## begin SOURCE DATA

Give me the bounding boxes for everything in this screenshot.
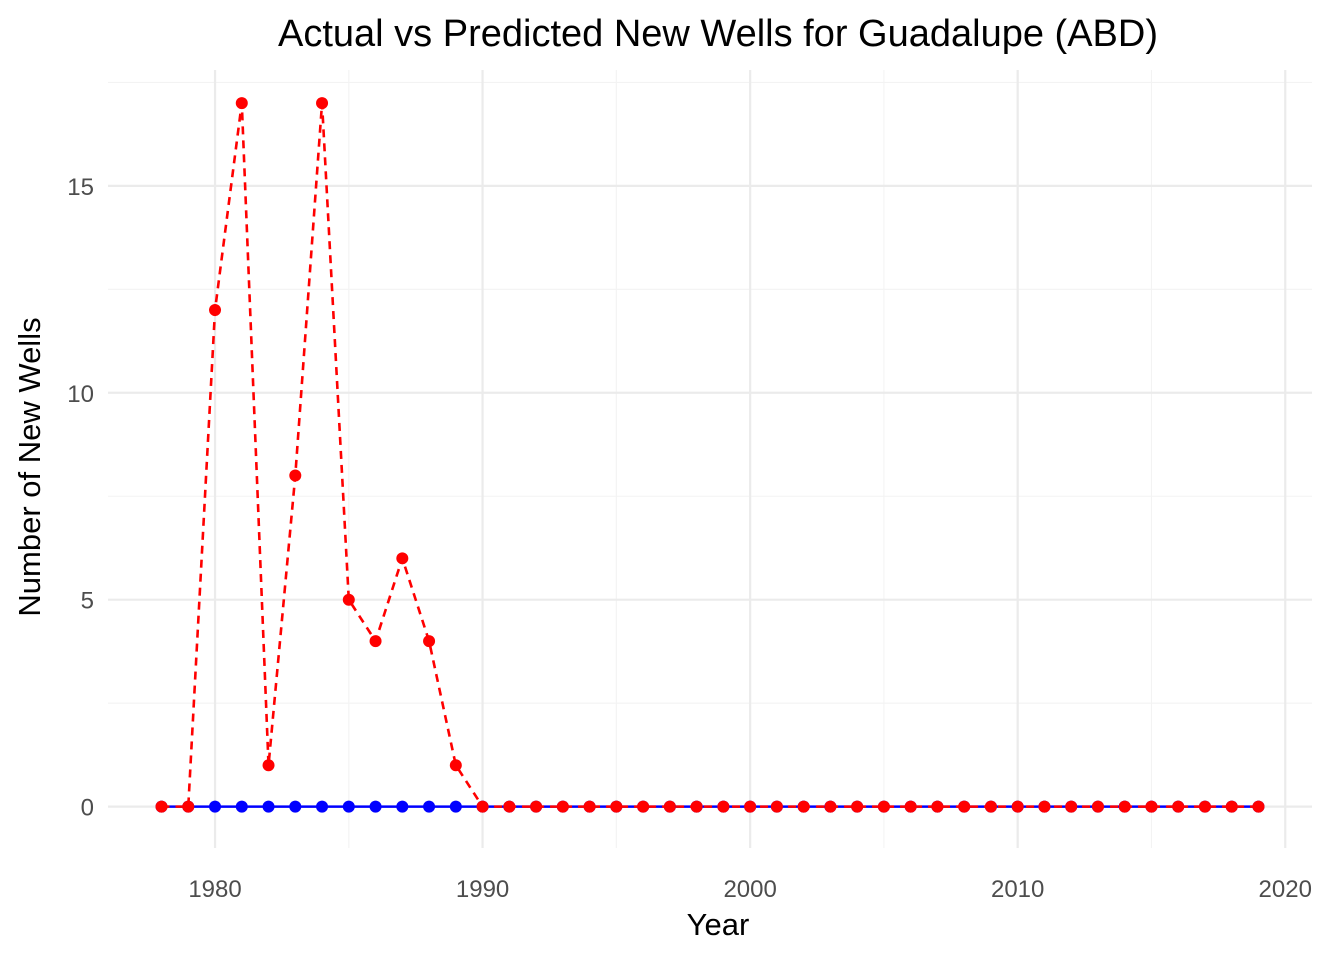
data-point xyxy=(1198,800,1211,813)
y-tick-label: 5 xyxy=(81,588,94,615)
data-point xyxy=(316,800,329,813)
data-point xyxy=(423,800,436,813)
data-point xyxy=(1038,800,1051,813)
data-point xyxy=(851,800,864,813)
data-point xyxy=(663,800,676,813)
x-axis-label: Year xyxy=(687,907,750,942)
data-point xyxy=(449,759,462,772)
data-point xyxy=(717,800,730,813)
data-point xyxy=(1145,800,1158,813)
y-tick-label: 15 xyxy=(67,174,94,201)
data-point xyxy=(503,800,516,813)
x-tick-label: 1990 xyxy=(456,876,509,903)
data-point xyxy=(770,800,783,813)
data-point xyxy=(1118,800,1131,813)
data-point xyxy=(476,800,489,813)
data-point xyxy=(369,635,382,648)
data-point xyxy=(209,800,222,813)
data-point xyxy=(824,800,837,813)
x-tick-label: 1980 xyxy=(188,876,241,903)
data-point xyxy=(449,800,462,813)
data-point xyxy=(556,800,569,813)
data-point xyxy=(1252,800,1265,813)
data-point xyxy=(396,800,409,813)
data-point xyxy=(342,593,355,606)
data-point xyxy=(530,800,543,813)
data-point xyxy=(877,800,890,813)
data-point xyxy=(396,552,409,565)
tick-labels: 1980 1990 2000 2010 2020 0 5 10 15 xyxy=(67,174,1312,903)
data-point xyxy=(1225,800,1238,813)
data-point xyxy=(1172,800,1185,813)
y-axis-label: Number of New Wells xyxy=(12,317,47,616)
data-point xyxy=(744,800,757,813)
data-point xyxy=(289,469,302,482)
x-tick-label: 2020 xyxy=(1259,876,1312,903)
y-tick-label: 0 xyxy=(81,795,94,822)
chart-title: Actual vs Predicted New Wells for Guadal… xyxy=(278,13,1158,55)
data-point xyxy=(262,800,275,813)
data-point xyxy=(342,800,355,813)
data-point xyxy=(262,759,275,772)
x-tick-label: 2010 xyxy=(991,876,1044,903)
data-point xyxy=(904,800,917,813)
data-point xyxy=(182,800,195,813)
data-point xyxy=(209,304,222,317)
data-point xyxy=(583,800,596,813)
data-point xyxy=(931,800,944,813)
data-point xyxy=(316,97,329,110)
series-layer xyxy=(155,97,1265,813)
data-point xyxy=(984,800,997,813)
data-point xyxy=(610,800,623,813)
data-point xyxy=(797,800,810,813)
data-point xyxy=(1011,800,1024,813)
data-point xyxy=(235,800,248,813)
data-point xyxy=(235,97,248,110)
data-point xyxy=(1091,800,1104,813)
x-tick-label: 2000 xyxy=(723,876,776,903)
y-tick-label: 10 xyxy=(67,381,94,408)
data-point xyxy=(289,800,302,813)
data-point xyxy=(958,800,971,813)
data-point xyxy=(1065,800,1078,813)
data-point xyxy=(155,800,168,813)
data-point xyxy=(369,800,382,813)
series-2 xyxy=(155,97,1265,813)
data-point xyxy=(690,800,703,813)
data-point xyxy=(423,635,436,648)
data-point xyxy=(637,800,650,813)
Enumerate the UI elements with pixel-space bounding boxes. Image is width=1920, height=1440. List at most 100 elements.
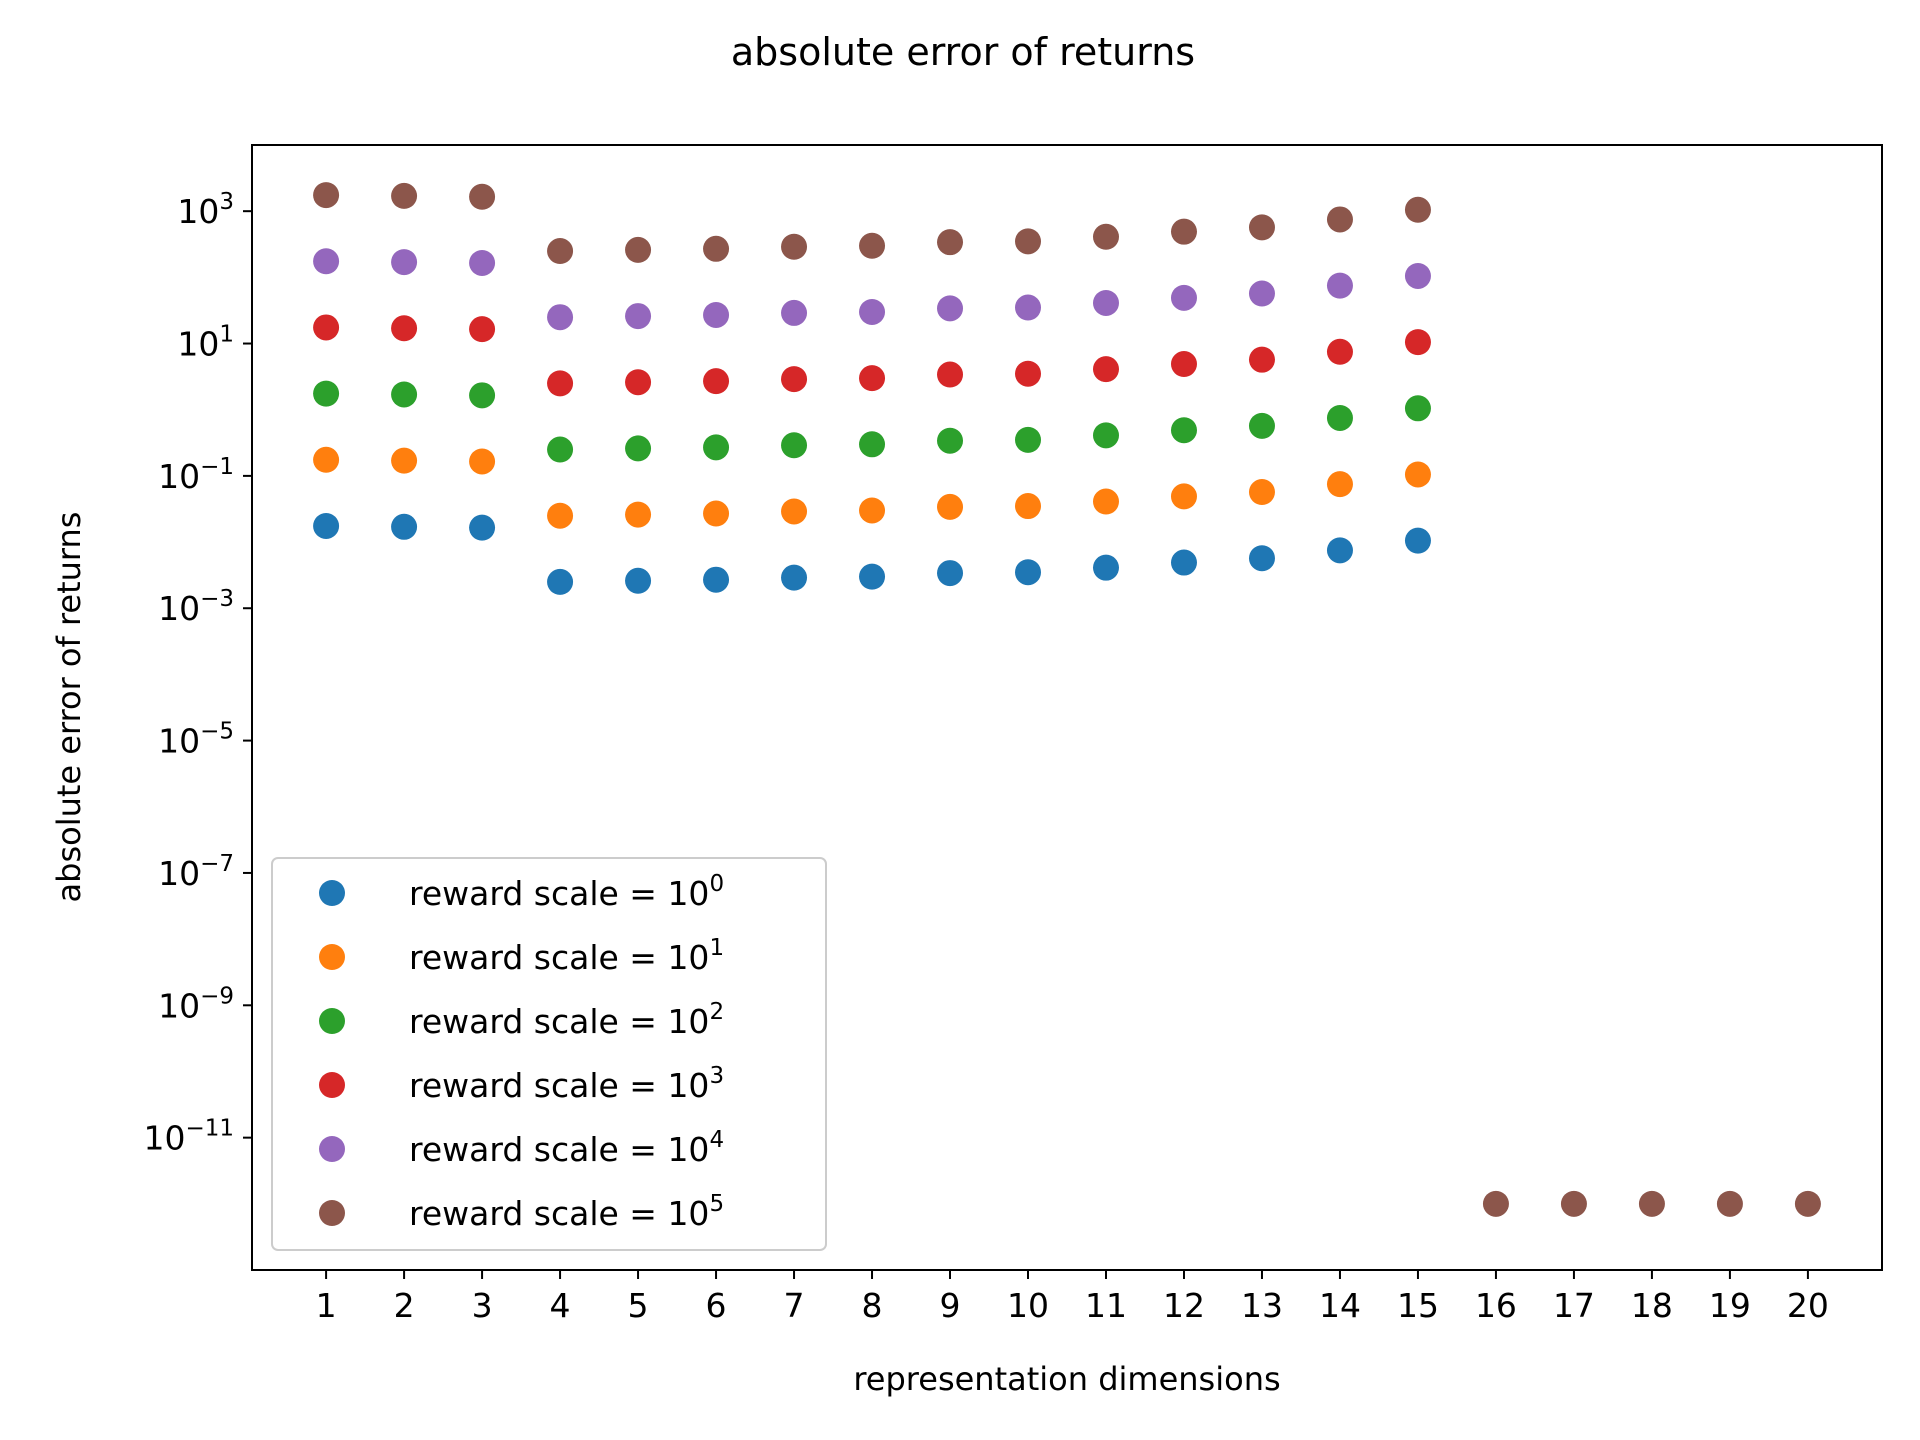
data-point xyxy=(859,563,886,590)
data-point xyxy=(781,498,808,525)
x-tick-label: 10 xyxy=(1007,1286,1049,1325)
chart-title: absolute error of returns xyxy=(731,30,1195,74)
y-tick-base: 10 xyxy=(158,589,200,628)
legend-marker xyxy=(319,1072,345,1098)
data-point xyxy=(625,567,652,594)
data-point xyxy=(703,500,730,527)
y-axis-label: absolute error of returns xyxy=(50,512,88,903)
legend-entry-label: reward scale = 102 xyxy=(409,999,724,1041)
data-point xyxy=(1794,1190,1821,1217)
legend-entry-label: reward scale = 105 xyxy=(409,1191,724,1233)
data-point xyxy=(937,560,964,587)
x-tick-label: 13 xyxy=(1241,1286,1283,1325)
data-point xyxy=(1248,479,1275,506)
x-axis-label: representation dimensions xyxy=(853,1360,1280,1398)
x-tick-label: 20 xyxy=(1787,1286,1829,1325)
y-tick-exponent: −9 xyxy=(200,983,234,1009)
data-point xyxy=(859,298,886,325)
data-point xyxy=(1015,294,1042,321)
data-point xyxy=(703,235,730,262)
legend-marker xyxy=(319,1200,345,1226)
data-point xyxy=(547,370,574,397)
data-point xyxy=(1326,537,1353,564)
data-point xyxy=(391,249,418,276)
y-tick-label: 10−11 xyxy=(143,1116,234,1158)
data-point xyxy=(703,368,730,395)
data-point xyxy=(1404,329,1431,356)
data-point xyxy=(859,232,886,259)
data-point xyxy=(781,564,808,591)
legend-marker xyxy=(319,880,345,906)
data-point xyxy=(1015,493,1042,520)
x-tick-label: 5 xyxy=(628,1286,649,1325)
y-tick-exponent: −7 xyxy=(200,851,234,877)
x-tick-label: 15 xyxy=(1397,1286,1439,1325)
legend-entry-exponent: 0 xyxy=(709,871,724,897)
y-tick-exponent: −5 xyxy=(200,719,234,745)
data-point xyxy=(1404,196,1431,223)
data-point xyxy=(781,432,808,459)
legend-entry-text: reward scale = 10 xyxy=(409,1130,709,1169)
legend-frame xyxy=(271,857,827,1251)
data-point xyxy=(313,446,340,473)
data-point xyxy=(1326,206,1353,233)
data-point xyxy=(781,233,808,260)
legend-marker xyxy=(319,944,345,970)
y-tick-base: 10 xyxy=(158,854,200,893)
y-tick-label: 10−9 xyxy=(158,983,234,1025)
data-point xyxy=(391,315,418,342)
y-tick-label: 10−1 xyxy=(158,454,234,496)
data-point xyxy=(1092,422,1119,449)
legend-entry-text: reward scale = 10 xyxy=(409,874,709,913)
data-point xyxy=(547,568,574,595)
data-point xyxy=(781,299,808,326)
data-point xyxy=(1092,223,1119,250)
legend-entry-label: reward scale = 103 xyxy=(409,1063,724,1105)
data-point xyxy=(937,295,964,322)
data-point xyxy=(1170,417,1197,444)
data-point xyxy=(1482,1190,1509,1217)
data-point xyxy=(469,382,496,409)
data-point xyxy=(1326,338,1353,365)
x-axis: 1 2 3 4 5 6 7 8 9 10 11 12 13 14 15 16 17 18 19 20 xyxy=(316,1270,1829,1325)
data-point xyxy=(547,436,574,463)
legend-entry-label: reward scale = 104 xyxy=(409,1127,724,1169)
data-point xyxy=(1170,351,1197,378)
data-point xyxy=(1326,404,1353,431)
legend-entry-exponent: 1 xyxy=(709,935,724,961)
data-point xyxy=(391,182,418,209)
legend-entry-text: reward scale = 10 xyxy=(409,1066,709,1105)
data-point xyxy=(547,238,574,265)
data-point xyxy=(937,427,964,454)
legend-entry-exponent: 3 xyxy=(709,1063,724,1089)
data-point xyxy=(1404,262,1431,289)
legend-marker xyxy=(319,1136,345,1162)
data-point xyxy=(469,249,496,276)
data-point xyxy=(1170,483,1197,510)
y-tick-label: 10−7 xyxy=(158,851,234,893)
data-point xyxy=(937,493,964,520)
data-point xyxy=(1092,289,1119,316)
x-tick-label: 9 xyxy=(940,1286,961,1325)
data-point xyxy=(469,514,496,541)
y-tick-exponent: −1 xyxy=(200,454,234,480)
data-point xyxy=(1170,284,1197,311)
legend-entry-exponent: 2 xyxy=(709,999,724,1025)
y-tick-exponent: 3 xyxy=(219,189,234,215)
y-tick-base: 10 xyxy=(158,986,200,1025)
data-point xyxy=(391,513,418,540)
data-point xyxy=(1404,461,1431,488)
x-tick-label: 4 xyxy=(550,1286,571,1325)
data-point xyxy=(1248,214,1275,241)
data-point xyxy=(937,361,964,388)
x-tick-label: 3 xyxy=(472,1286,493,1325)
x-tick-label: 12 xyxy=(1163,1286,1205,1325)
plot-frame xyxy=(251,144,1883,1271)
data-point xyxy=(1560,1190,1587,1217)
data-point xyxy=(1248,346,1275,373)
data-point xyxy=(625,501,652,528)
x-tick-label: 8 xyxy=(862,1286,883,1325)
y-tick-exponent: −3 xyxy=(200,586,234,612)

## end SOURCE DATA

- EXERCISE TASK: Please copy out, character for character, the lines of the listing above between the line holding "data-point xyxy=(859,563,886,590)" and the line holding "data-point xyxy=(703,235,730,262)", inclusive.

- EXERCISE OUTPUT:
data-point xyxy=(859,563,886,590)
data-point xyxy=(781,498,808,525)
x-tick-label: 10 xyxy=(1007,1286,1049,1325)
chart-title: absolute error of returns xyxy=(731,30,1195,74)
y-tick-base: 10 xyxy=(158,589,200,628)
legend-marker xyxy=(319,1072,345,1098)
data-point xyxy=(625,567,652,594)
data-point xyxy=(703,500,730,527)
y-axis-label: absolute error of returns xyxy=(50,512,88,903)
legend-entry-label: reward scale = 102 xyxy=(409,999,724,1041)
data-point xyxy=(1794,1190,1821,1217)
legend-entry-label: reward scale = 105 xyxy=(409,1191,724,1233)
data-point xyxy=(937,560,964,587)
x-tick-label: 13 xyxy=(1241,1286,1283,1325)
data-point xyxy=(1248,479,1275,506)
x-axis-label: representation dimensions xyxy=(853,1360,1280,1398)
x-tick-label: 20 xyxy=(1787,1286,1829,1325)
y-tick-exponent: −9 xyxy=(200,983,234,1009)
data-point xyxy=(859,298,886,325)
data-point xyxy=(1015,294,1042,321)
data-point xyxy=(703,235,730,262)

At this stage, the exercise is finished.